--- BEGIN EXTRACTED ENTRIES ---

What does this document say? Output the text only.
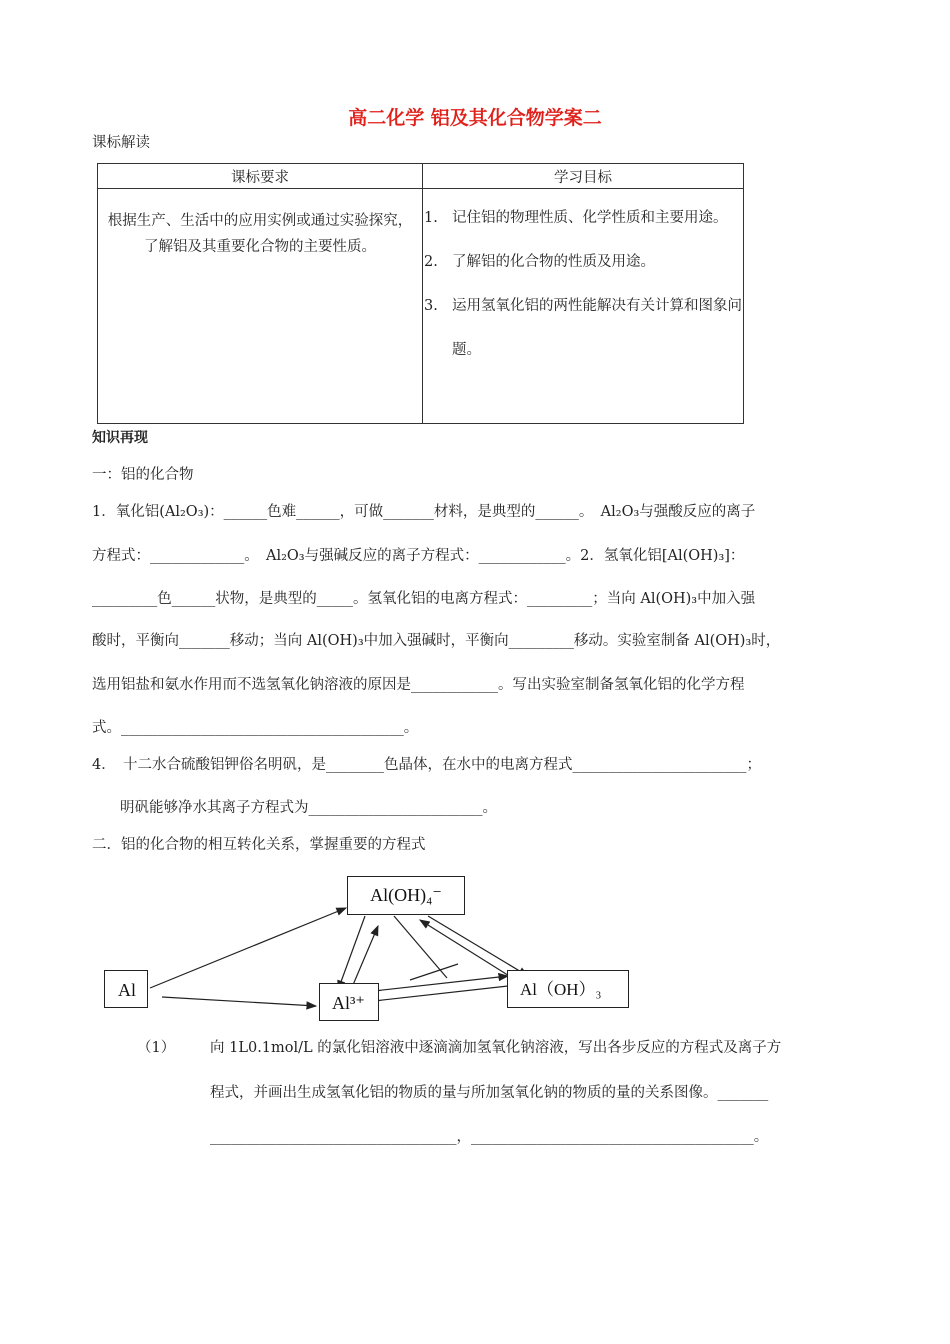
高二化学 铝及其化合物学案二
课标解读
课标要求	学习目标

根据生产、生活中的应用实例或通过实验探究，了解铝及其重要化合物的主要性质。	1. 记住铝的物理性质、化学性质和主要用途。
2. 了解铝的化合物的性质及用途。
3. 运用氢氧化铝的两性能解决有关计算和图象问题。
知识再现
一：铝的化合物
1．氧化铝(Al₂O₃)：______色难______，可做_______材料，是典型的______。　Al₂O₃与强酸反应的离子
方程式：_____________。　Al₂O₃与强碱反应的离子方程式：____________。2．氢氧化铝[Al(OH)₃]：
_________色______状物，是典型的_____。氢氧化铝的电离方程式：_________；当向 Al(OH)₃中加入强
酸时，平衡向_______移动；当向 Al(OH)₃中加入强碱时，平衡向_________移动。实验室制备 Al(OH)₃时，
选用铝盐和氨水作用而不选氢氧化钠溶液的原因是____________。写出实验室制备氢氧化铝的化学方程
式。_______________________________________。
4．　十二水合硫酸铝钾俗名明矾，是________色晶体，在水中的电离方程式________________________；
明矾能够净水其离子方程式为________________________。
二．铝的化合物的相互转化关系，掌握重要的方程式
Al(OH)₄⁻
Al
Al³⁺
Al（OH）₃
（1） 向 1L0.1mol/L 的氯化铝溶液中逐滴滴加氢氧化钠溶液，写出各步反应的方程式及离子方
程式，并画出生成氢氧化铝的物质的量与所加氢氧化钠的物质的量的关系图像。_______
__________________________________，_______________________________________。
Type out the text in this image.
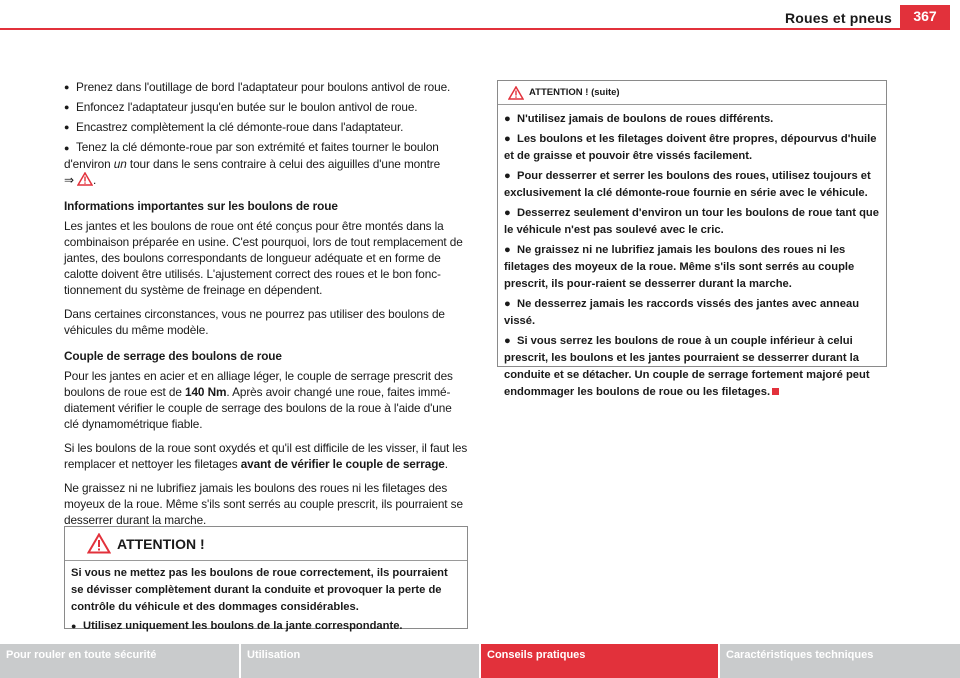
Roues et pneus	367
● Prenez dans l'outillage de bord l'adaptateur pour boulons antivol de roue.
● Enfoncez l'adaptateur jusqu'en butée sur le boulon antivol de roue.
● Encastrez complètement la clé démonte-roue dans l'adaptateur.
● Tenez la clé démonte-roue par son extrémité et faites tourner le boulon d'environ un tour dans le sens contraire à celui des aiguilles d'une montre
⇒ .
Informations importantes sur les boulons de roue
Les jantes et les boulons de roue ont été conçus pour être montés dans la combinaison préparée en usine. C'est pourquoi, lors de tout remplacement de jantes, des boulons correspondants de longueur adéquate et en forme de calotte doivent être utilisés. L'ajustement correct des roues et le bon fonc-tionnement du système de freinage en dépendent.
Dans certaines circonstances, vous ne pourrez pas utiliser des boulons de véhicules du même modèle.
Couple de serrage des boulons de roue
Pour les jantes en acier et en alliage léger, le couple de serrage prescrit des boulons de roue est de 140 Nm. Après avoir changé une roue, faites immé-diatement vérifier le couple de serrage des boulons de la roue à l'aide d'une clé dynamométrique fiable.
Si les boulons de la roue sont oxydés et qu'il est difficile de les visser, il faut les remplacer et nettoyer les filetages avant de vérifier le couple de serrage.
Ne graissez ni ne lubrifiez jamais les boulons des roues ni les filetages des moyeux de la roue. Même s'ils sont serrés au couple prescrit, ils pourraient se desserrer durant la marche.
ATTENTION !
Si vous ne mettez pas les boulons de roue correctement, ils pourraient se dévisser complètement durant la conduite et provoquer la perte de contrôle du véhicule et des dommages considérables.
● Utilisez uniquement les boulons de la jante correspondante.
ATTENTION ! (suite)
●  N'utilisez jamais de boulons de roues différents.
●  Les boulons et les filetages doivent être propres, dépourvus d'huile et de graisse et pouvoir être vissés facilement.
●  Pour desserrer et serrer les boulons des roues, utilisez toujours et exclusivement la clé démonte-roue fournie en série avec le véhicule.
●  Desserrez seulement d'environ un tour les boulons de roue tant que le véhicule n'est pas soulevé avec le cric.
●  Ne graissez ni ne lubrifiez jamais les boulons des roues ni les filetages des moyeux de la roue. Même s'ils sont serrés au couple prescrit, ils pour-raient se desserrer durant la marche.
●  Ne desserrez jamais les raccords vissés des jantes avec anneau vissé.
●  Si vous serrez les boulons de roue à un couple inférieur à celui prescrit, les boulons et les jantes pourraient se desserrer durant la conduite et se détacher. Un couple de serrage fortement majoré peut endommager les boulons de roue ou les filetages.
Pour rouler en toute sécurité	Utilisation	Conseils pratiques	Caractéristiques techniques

--- END EXTRACTED ENTRIES ---
--- BEGIN EXTRACTED ENTRIES ---

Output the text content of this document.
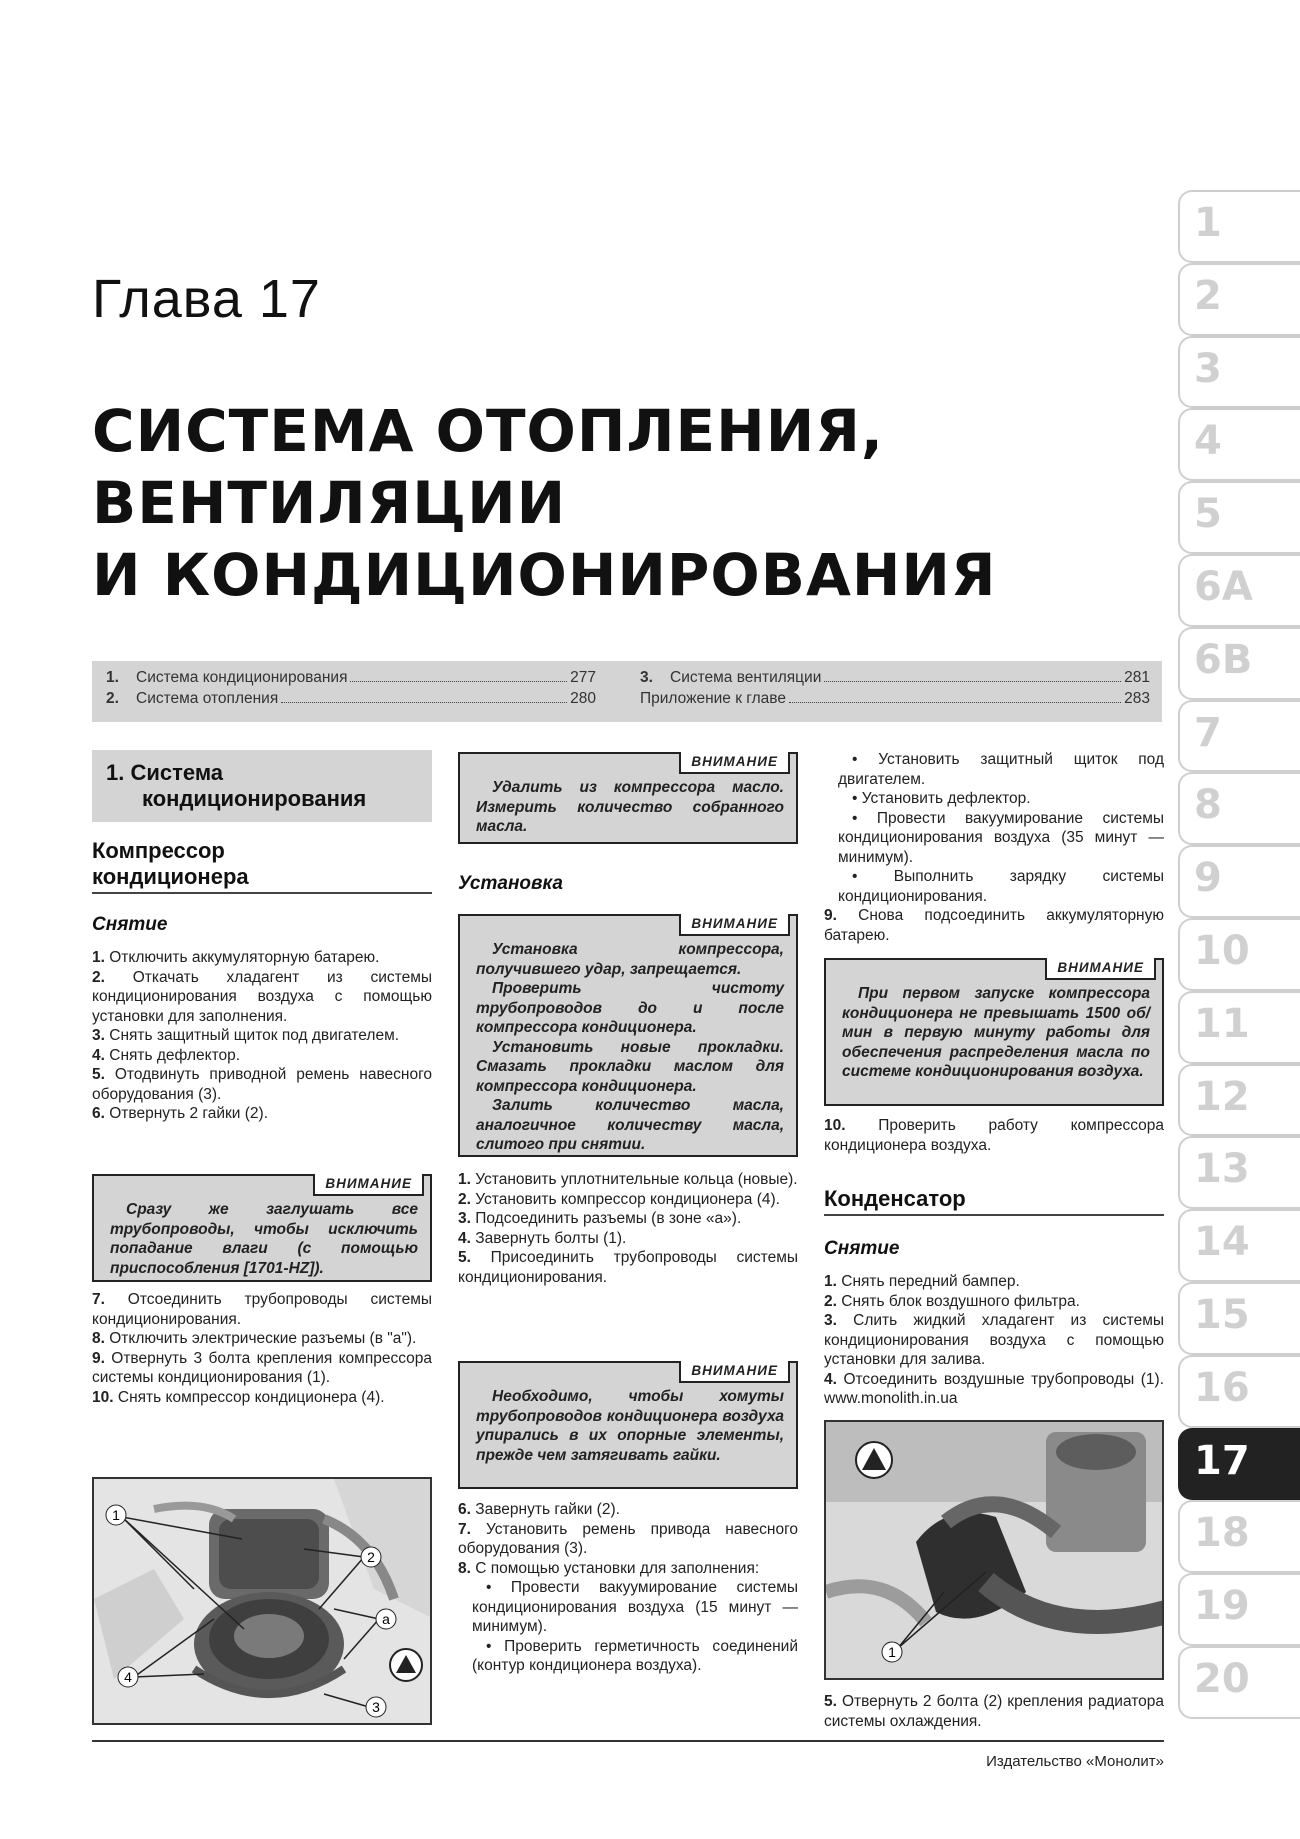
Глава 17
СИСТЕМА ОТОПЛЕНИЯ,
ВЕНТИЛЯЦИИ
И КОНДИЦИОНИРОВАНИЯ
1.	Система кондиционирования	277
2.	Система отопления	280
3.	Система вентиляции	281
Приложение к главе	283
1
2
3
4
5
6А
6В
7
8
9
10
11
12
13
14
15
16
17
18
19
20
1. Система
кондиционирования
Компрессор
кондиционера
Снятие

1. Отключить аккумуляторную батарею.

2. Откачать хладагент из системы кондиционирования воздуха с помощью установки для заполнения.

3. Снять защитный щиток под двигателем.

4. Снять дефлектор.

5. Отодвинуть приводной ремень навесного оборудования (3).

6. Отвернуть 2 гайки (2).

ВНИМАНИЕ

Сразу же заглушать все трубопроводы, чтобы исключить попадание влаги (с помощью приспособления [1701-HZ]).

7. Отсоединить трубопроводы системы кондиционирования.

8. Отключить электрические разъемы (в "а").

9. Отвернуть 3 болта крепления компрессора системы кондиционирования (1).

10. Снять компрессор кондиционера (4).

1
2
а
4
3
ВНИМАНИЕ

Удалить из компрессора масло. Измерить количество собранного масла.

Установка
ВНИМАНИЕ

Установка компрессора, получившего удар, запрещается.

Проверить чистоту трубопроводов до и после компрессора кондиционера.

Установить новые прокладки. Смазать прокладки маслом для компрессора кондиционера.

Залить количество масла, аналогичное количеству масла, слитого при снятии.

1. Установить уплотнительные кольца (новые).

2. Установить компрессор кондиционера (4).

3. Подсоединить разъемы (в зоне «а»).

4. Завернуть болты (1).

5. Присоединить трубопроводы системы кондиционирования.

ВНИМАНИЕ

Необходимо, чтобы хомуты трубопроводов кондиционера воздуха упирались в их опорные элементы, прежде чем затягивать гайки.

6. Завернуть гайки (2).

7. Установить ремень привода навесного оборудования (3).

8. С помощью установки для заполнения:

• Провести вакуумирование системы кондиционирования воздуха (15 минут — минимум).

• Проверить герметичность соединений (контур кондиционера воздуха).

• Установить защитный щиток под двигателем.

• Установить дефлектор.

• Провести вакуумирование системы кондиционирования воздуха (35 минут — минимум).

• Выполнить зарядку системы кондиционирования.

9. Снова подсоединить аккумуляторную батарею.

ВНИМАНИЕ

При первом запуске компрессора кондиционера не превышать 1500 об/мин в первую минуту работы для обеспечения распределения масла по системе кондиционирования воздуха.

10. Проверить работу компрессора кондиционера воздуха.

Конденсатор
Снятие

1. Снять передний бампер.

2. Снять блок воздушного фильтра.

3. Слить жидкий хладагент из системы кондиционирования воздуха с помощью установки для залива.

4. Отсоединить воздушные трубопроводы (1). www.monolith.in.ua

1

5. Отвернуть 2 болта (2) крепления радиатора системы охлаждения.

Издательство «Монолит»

--- END EXTRACTED ENTRIES ---
--- BEGIN EXTRACTED ENTRIES ---

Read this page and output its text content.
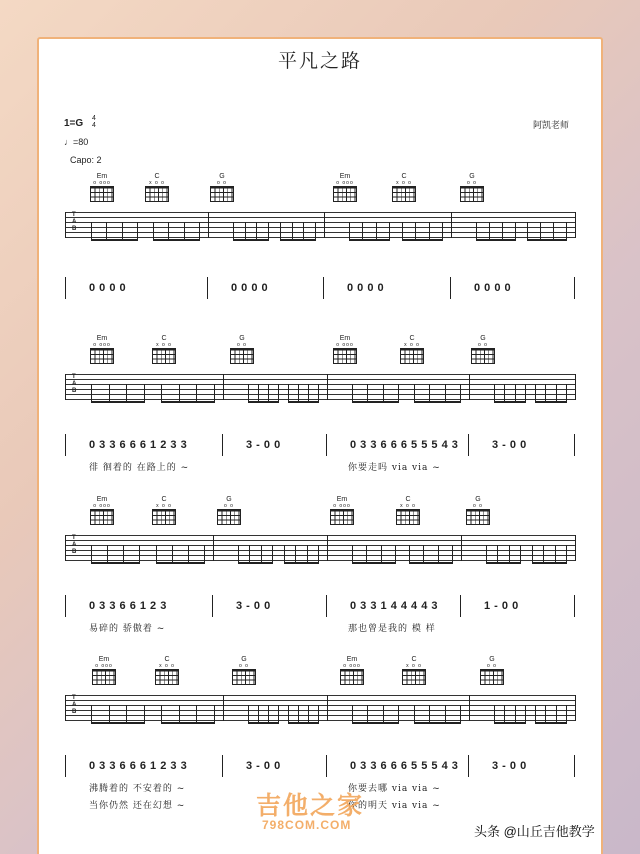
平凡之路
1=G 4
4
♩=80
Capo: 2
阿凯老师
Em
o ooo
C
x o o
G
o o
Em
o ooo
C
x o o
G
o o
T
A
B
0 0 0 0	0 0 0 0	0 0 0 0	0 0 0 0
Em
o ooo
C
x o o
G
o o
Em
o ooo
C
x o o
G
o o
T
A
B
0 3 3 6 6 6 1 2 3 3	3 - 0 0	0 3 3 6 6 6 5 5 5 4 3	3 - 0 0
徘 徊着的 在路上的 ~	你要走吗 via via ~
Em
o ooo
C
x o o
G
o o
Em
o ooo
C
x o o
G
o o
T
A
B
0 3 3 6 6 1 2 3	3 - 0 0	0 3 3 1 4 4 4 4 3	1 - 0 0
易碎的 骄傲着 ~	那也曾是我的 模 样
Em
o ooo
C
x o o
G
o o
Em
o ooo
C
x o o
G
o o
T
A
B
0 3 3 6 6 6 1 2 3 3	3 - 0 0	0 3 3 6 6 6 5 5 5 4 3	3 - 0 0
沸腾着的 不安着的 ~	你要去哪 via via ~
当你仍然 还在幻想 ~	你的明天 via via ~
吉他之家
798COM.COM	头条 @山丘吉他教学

--- END EXTRACTED ENTRIES ---

_WHAT YOU SHOULD DO_
Extract every line of the records above that contains the word "заполнения".

_EXERCISE SOLUTION_
2. Откачать хладагент из системы кондиционирования воздуха с помощью установки для заполнения.
8. С помощью установки для заполнения:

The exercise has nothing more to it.